Below are records to transcribe exactly, without their pictures.
━━━━━━━━
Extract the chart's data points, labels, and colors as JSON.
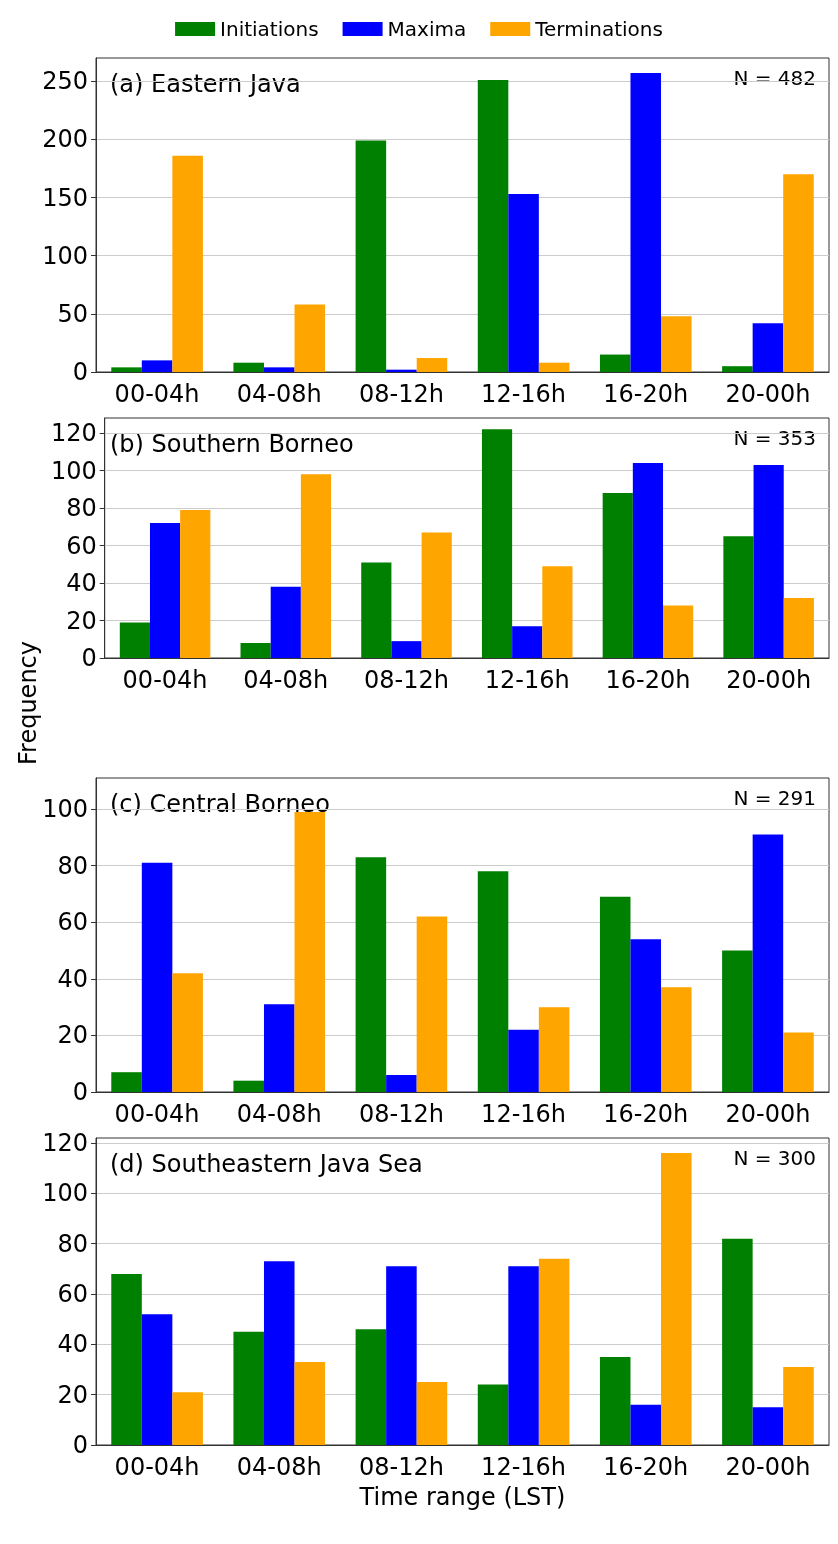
{
  "chart_data": [
    {
      "type": "bar",
      "title": "(a) Eastern Java",
      "annotations": [
        "N = 482"
      ],
      "categories": [
        "00-04h",
        "04-08h",
        "08-12h",
        "12-16h",
        "16-20h",
        "20-00h"
      ],
      "series": [
        {
          "name": "Initiations",
          "color": "#008000",
          "values": [
            4,
            8,
            199,
            251,
            15,
            5
          ]
        },
        {
          "name": "Maxima",
          "color": "#0000ff",
          "values": [
            10,
            4,
            2,
            153,
            257,
            42
          ]
        },
        {
          "name": "Terminations",
          "color": "#ffa500",
          "values": [
            186,
            58,
            12,
            8,
            48,
            170
          ]
        }
      ],
      "ylim": [
        0,
        270
      ],
      "yticks": [
        0,
        50,
        100,
        150,
        200,
        250
      ],
      "grid": "y",
      "legend": "top"
    },
    {
      "type": "bar",
      "title": "(b) Southern Borneo",
      "ylabel": "Frequency",
      "annotations": [
        "N = 353"
      ],
      "categories": [
        "00-04h",
        "04-08h",
        "08-12h",
        "12-16h",
        "16-20h",
        "20-00h"
      ],
      "series": [
        {
          "color": "#008000",
          "values": [
            19,
            8,
            51,
            122,
            88,
            65
          ]
        },
        {
          "color": "#0000ff",
          "values": [
            72,
            38,
            9,
            17,
            104,
            103
          ]
        },
        {
          "color": "#ffa500",
          "values": [
            79,
            98,
            67,
            49,
            28,
            32
          ]
        }
      ],
      "ylim": [
        0,
        128
      ],
      "yticks": [
        0,
        20,
        40,
        60,
        80,
        100,
        120
      ],
      "grid": "y"
    },
    {
      "type": "bar",
      "title": "(c) Central Borneo",
      "annotations": [
        "N = 291"
      ],
      "categories": [
        "00-04h",
        "04-08h",
        "08-12h",
        "12-16h",
        "16-20h",
        "20-00h"
      ],
      "series": [
        {
          "color": "#008000",
          "values": [
            7,
            4,
            83,
            78,
            69,
            50
          ]
        },
        {
          "color": "#0000ff",
          "values": [
            81,
            31,
            6,
            22,
            54,
            91
          ]
        },
        {
          "color": "#ffa500",
          "values": [
            42,
            99,
            62,
            30,
            37,
            21
          ]
        }
      ],
      "ylim": [
        0,
        111
      ],
      "yticks": [
        0,
        20,
        40,
        60,
        80,
        100
      ],
      "grid": "y"
    },
    {
      "type": "bar",
      "title": "(d) Southeastern Java Sea",
      "xlabel": "Time range (LST)",
      "annotations": [
        "N = 300"
      ],
      "categories": [
        "00-04h",
        "04-08h",
        "08-12h",
        "12-16h",
        "16-20h",
        "20-00h"
      ],
      "series": [
        {
          "color": "#008000",
          "values": [
            68,
            45,
            46,
            24,
            35,
            82
          ]
        },
        {
          "color": "#0000ff",
          "values": [
            52,
            73,
            71,
            71,
            16,
            15
          ]
        },
        {
          "color": "#ffa500",
          "values": [
            21,
            33,
            25,
            74,
            116,
            31
          ]
        }
      ],
      "ylim": [
        0,
        122
      ],
      "yticks": [
        0,
        20,
        40,
        60,
        80,
        100,
        120
      ],
      "grid": "y"
    }
  ]
}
━━━━━━━━
-- Response to this task --
Extract the chart's data points, labels, and colors as JSON.
{
  "chart_data": [
    {
      "type": "bar",
      "title": "(a) Eastern Java",
      "annotations": [
        "N = 482"
      ],
      "categories": [
        "00-04h",
        "04-08h",
        "08-12h",
        "12-16h",
        "16-20h",
        "20-00h"
      ],
      "series": [
        {
          "name": "Initiations",
          "color": "#008000",
          "values": [
            4,
            8,
            199,
            251,
            15,
            5
          ]
        },
        {
          "name": "Maxima",
          "color": "#0000ff",
          "values": [
            10,
            4,
            2,
            153,
            257,
            42
          ]
        },
        {
          "name": "Terminations",
          "color": "#ffa500",
          "values": [
            186,
            58,
            12,
            8,
            48,
            170
          ]
        }
      ],
      "ylim": [
        0,
        270
      ],
      "yticks": [
        0,
        50,
        100,
        150,
        200,
        250
      ],
      "grid": "y",
      "legend": "top"
    },
    {
      "type": "bar",
      "title": "(b) Southern Borneo",
      "ylabel": "Frequency",
      "annotations": [
        "N = 353"
      ],
      "categories": [
        "00-04h",
        "04-08h",
        "08-12h",
        "12-16h",
        "16-20h",
        "20-00h"
      ],
      "series": [
        {
          "color": "#008000",
          "values": [
            19,
            8,
            51,
            122,
            88,
            65
          ]
        },
        {
          "color": "#0000ff",
          "values": [
            72,
            38,
            9,
            17,
            104,
            103
          ]
        },
        {
          "color": "#ffa500",
          "values": [
            79,
            98,
            67,
            49,
            28,
            32
          ]
        }
      ],
      "ylim": [
        0,
        128
      ],
      "yticks": [
        0,
        20,
        40,
        60,
        80,
        100,
        120
      ],
      "grid": "y"
    },
    {
      "type": "bar",
      "title": "(c) Central Borneo",
      "annotations": [
        "N = 291"
      ],
      "categories": [
        "00-04h",
        "04-08h",
        "08-12h",
        "12-16h",
        "16-20h",
        "20-00h"
      ],
      "series": [
        {
          "color": "#008000",
          "values": [
            7,
            4,
            83,
            78,
            69,
            50
          ]
        },
        {
          "color": "#0000ff",
          "values": [
            81,
            31,
            6,
            22,
            54,
            91
          ]
        },
        {
          "color": "#ffa500",
          "values": [
            42,
            99,
            62,
            30,
            37,
            21
          ]
        }
      ],
      "ylim": [
        0,
        111
      ],
      "yticks": [
        0,
        20,
        40,
        60,
        80,
        100
      ],
      "grid": "y"
    },
    {
      "type": "bar",
      "title": "(d) Southeastern Java Sea",
      "xlabel": "Time range (LST)",
      "annotations": [
        "N = 300"
      ],
      "categories": [
        "00-04h",
        "04-08h",
        "08-12h",
        "12-16h",
        "16-20h",
        "20-00h"
      ],
      "series": [
        {
          "color": "#008000",
          "values": [
            68,
            45,
            46,
            24,
            35,
            82
          ]
        },
        {
          "color": "#0000ff",
          "values": [
            52,
            73,
            71,
            71,
            16,
            15
          ]
        },
        {
          "color": "#ffa500",
          "values": [
            21,
            33,
            25,
            74,
            116,
            31
          ]
        }
      ],
      "ylim": [
        0,
        122
      ],
      "yticks": [
        0,
        20,
        40,
        60,
        80,
        100,
        120
      ],
      "grid": "y"
    }
  ]
}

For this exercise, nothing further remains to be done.